- **Task goal**
Write the listing below out again exactly, dropping the images.

- **Provided entries**
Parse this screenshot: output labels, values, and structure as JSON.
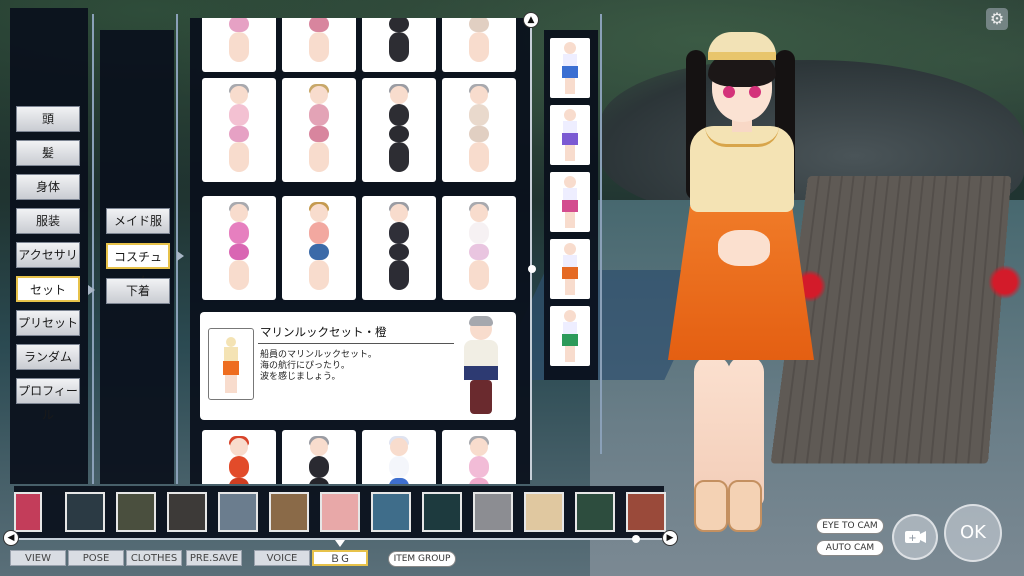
{
  "left_menu": [
    {
      "label": "頭",
      "selected": false
    },
    {
      "label": "髪",
      "selected": false
    },
    {
      "label": "身体",
      "selected": false
    },
    {
      "label": "服装",
      "selected": false
    },
    {
      "label": "アクセサリ",
      "selected": false
    },
    {
      "label": "セット",
      "selected": true
    },
    {
      "label": "プリセット",
      "selected": false
    },
    {
      "label": "ランダム",
      "selected": false
    },
    {
      "label": "プロフィール",
      "selected": false
    }
  ],
  "sub_menu": [
    {
      "label": "メイド服",
      "selected": false
    },
    {
      "label": "コスチューム",
      "selected": true
    },
    {
      "label": "下着",
      "selected": false
    }
  ],
  "item_detail": {
    "title": "マリンルックセット・橙",
    "desc1": "船員のマリンルックセット。",
    "desc2": "海の航行にぴったり。",
    "desc3": "波を感じましょう。"
  },
  "grid_cards": [
    {
      "hair": "#a8a9ae",
      "top": "#f3c1d2",
      "bottom": "#e6a1c4",
      "legs": "#f8dccd"
    },
    {
      "hair": "#c8a86a",
      "top": "#e3a3b6",
      "bottom": "#d8859e",
      "legs": "#f8dccd"
    },
    {
      "hair": "#9a9ca3",
      "top": "#2d2d33",
      "bottom": "#2b2b31",
      "legs": "#2d2d33"
    },
    {
      "hair": "#a8a9ae",
      "top": "#e9d9cc",
      "bottom": "#e1cfc2",
      "legs": "#f8dccd"
    },
    {
      "hair": "#a8a9ae",
      "top": "#e67fbf",
      "bottom": "#d966b3",
      "legs": "#f8dccd"
    },
    {
      "hair": "#c59a4f",
      "top": "#f2a8a0",
      "bottom": "#3c6aa8",
      "legs": "#f8dccd"
    },
    {
      "hair": "#9a9ca3",
      "top": "#2f2f38",
      "bottom": "#2c2c34",
      "legs": "#2c2c34"
    },
    {
      "hair": "#a8a9ae",
      "top": "#f6f1f3",
      "bottom": "#e9c5e0",
      "legs": "#f8dccd"
    },
    {
      "hair": "#d8442a",
      "top": "#e24b2a",
      "bottom": "#cf3e21",
      "legs": "#f8dccd"
    },
    {
      "hair": "#9a9ca3",
      "top": "#2a2a31",
      "bottom": "#25252b",
      "legs": "#25252b"
    },
    {
      "hair": "#dfe3f0",
      "top": "#f4f6fb",
      "bottom": "#3e6fcf",
      "legs": "#f8dccd"
    },
    {
      "hair": "#a8a9ae",
      "top": "#f2bcd7",
      "bottom": "#f0aacc",
      "legs": "#f8dccd"
    }
  ],
  "side_thumbs": [
    {
      "color": "#3b6fd2"
    },
    {
      "color": "#7b5ad3"
    },
    {
      "color": "#d34c8f"
    },
    {
      "color": "#e56a24"
    },
    {
      "color": "#2d9a5a"
    }
  ],
  "bottom_tabs": [
    {
      "label": "VIEW",
      "selected": false
    },
    {
      "label": "POSE",
      "selected": false
    },
    {
      "label": "CLOTHES",
      "selected": false
    },
    {
      "label": "PRE.SAVE",
      "selected": false
    },
    {
      "label": "VOICE",
      "selected": false
    },
    {
      "label": "ＢＧ",
      "selected": true
    }
  ],
  "item_group_label": "ITEM GROUP",
  "cam_buttons": {
    "eye_to_cam": "EYE TO CAM",
    "auto_cam": "AUTO CAM"
  },
  "ok_label": "OK",
  "bg_thumbs": [
    "#c33d5a",
    "#2b3a44",
    "#4a4f3e",
    "#3d3a38",
    "#6b7d8e",
    "#8a6a48",
    "#e8a8a8",
    "#3f6d8a",
    "#1d3a3e",
    "#8c8d92",
    "#e0c8a0",
    "#2d4d3e",
    "#9a4a3a"
  ]
}
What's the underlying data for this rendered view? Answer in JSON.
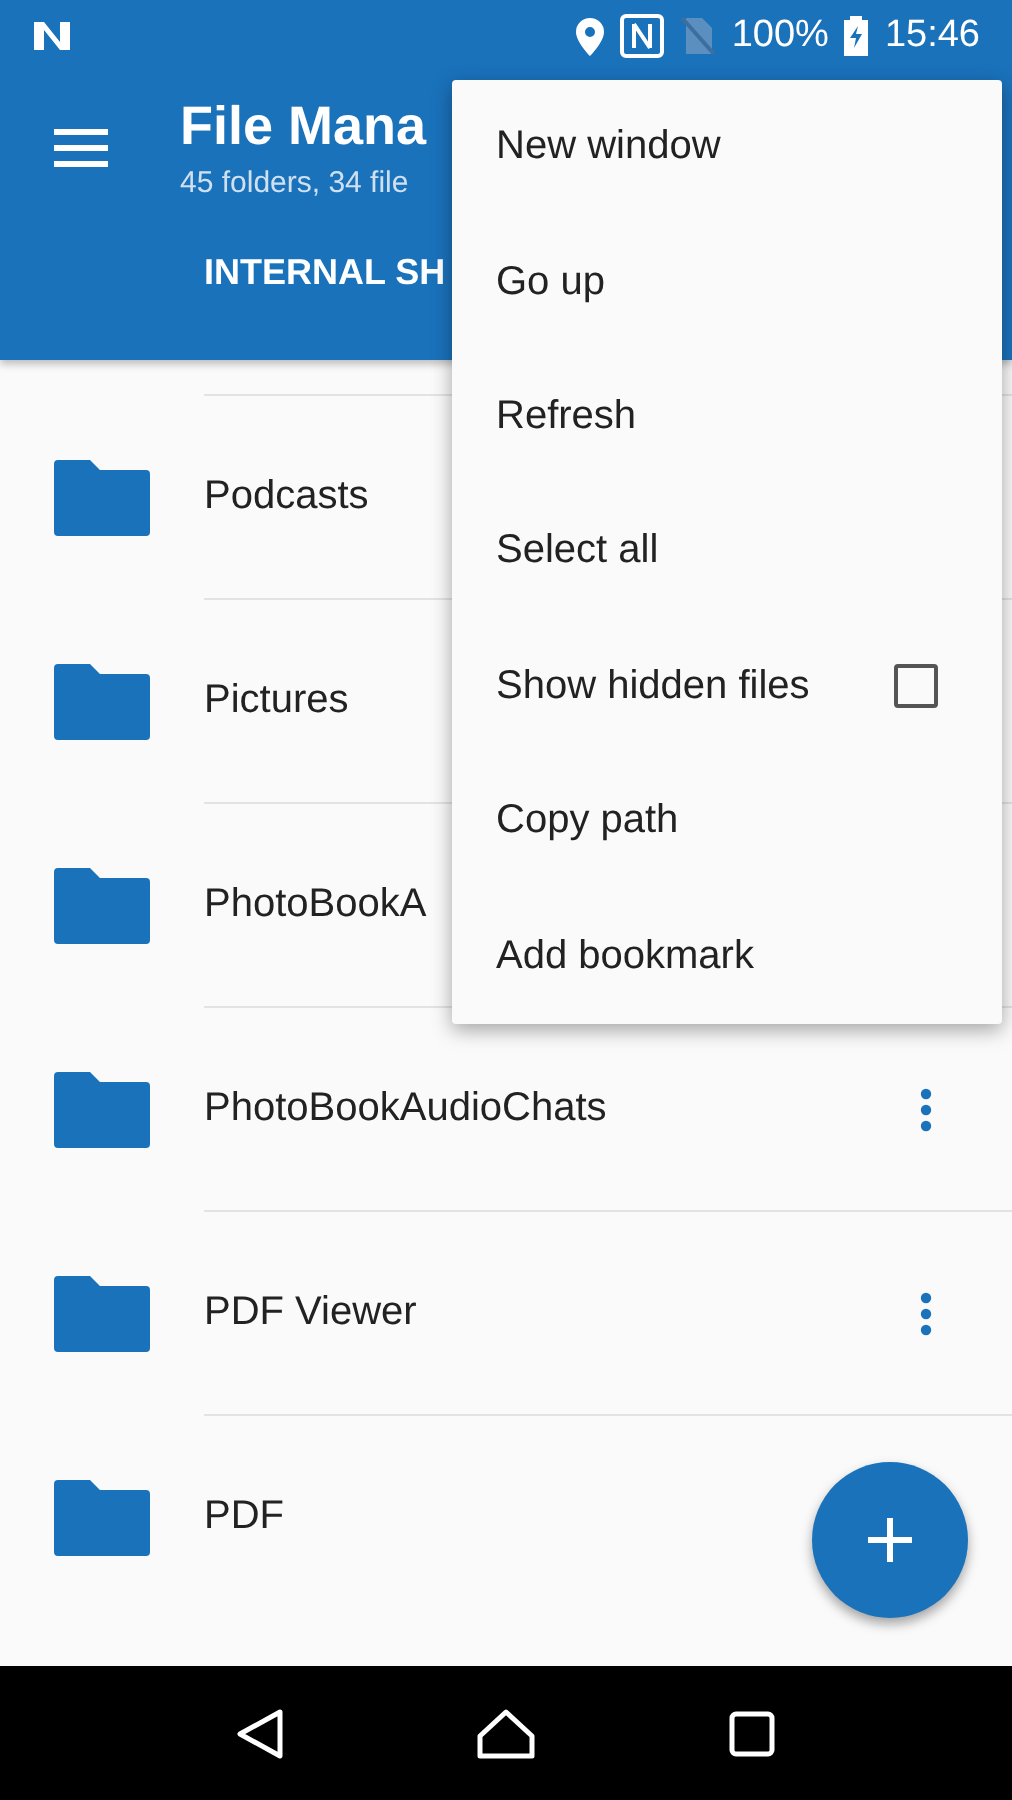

- **Full answer**
Parse this screenshot: output labels, values, and structure as JSON.
{
  "left_menu": [
    {
      "label": "頭",
      "selected": false
    },
    {
      "label": "髪",
      "selected": false
    },
    {
      "label": "身体",
      "selected": false
    },
    {
      "label": "服装",
      "selected": false
    },
    {
      "label": "アクセサリ",
      "selected": false
    },
    {
      "label": "セット",
      "selected": true
    },
    {
      "label": "プリセット",
      "selected": false
    },
    {
      "label": "ランダム",
      "selected": false
    },
    {
      "label": "プロフィール",
      "selected": false
    }
  ],
  "sub_menu": [
    {
      "label": "メイド服",
      "selected": false
    },
    {
      "label": "コスチューム",
      "selected": true
    },
    {
      "label": "下着",
      "selected": false
    }
  ],
  "item_detail": {
    "title": "マリンルックセット・橙",
    "desc1": "船員のマリンルックセット。",
    "desc2": "海の航行にぴったり。",
    "desc3": "波を感じましょう。"
  },
  "grid_cards": [
    {
      "hair": "#a8a9ae",
      "top": "#f3c1d2",
      "bottom": "#e6a1c4",
      "legs": "#f8dccd"
    },
    {
      "hair": "#c8a86a",
      "top": "#e3a3b6",
      "bottom": "#d8859e",
      "legs": "#f8dccd"
    },
    {
      "hair": "#9a9ca3",
      "top": "#2d2d33",
      "bottom": "#2b2b31",
      "legs": "#2d2d33"
    },
    {
      "hair": "#a8a9ae",
      "top": "#e9d9cc",
      "bottom": "#e1cfc2",
      "legs": "#f8dccd"
    },
    {
      "hair": "#a8a9ae",
      "top": "#e67fbf",
      "bottom": "#d966b3",
      "legs": "#f8dccd"
    },
    {
      "hair": "#c59a4f",
      "top": "#f2a8a0",
      "bottom": "#3c6aa8",
      "legs": "#f8dccd"
    },
    {
      "hair": "#9a9ca3",
      "top": "#2f2f38",
      "bottom": "#2c2c34",
      "legs": "#2c2c34"
    },
    {
      "hair": "#a8a9ae",
      "top": "#f6f1f3",
      "bottom": "#e9c5e0",
      "legs": "#f8dccd"
    },
    {
      "hair": "#d8442a",
      "top": "#e24b2a",
      "bottom": "#cf3e21",
      "legs": "#f8dccd"
    },
    {
      "hair": "#9a9ca3",
      "top": "#2a2a31",
      "bottom": "#25252b",
      "legs": "#25252b"
    },
    {
      "hair": "#dfe3f0",
      "top": "#f4f6fb",
      "bottom": "#3e6fcf",
      "legs": "#f8dccd"
    },
    {
      "hair": "#a8a9ae",
      "top": "#f2bcd7",
      "bottom": "#f0aacc",
      "legs": "#f8dccd"
    }
  ],
  "side_thumbs": [
    {
      "color": "#3b6fd2"
    },
    {
      "color": "#7b5ad3"
    },
    {
      "color": "#d34c8f"
    },
    {
      "color": "#e56a24"
    },
    {
      "color": "#2d9a5a"
    }
  ],
  "bottom_tabs": [
    {
      "label": "VIEW",
      "selected": false
    },
    {
      "label": "POSE",
      "selected": false
    },
    {
      "label": "CLOTHES",
      "selected": false
    },
    {
      "label": "PRE.SAVE",
      "selected": false
    },
    {
      "label": "VOICE",
      "selected": false
    },
    {
      "label": "ＢＧ",
      "selected": true
    }
  ],
  "item_group_label": "ITEM GROUP",
  "cam_buttons": {
    "eye_to_cam": "EYE TO CAM",
    "auto_cam": "AUTO CAM"
  },
  "ok_label": "OK",
  "bg_thumbs": [
    "#c33d5a",
    "#2b3a44",
    "#4a4f3e",
    "#3d3a38",
    "#6b7d8e",
    "#8a6a48",
    "#e8a8a8",
    "#3f6d8a",
    "#1d3a3e",
    "#8c8d92",
    "#e0c8a0",
    "#2d4d3e",
    "#9a4a3a"
  ]
}
What's the underlying data for this rendered view? Answer in JSON.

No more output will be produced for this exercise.